_What you have to do:_ Repeat the records verbatim and leave the pictures out of your copy.

━━━━━━━━━━━━━━━━

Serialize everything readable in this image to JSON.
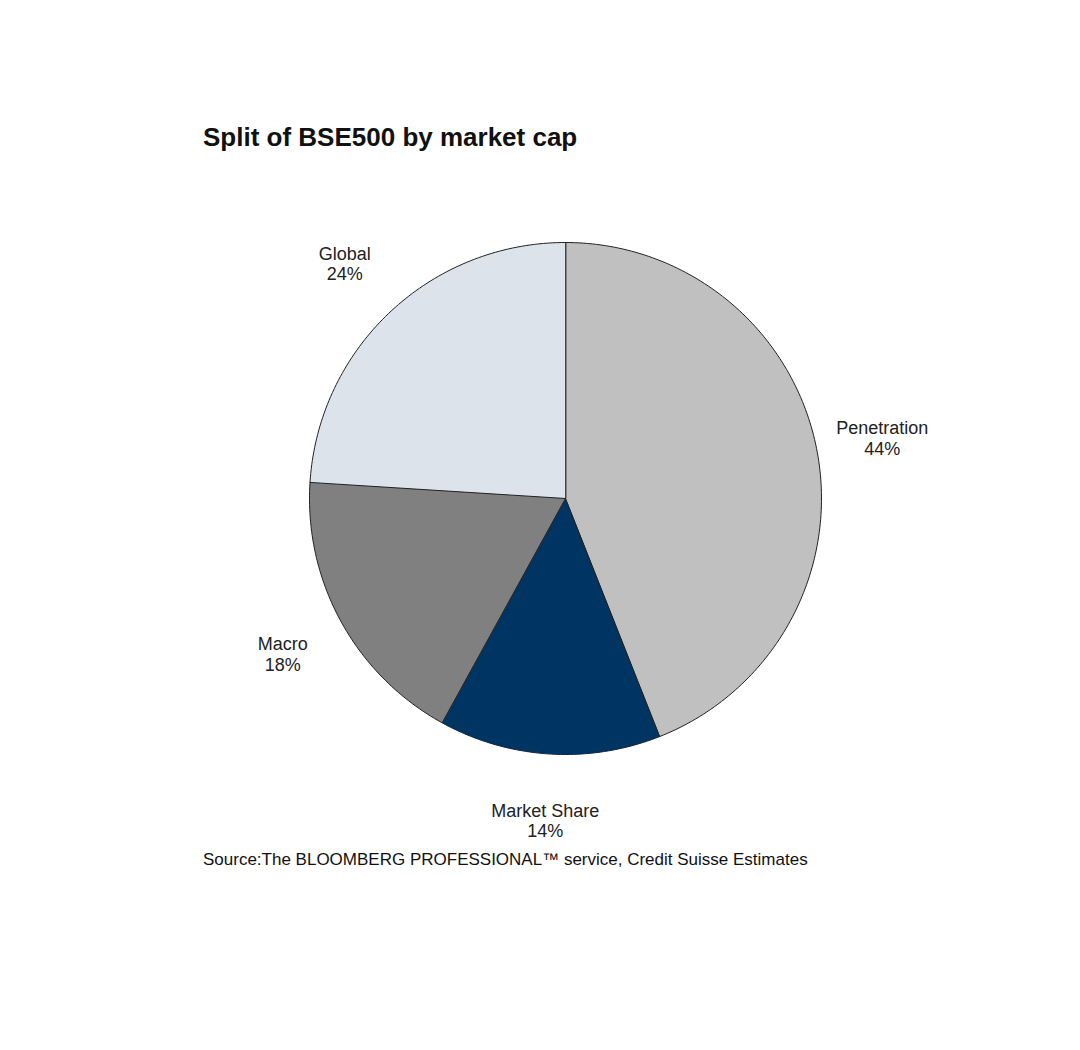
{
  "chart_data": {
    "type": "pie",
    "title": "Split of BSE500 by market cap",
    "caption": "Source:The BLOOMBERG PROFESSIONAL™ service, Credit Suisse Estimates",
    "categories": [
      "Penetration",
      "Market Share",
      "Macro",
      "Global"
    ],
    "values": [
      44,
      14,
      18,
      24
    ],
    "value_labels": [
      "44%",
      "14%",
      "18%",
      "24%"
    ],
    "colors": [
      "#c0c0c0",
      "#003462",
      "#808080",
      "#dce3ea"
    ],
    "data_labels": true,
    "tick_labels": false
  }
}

━━━━━━━━━━━━━━━━

_Response to the exercise:_
Serialize everything readable in this image to JSON.
{
  "chart_data": {
    "type": "pie",
    "title": "Split of BSE500 by market cap",
    "caption": "Source:The BLOOMBERG PROFESSIONAL™ service, Credit Suisse Estimates",
    "categories": [
      "Penetration",
      "Market Share",
      "Macro",
      "Global"
    ],
    "values": [
      44,
      14,
      18,
      24
    ],
    "value_labels": [
      "44%",
      "14%",
      "18%",
      "24%"
    ],
    "colors": [
      "#c0c0c0",
      "#003462",
      "#808080",
      "#dce3ea"
    ],
    "data_labels": true,
    "tick_labels": false
  }
}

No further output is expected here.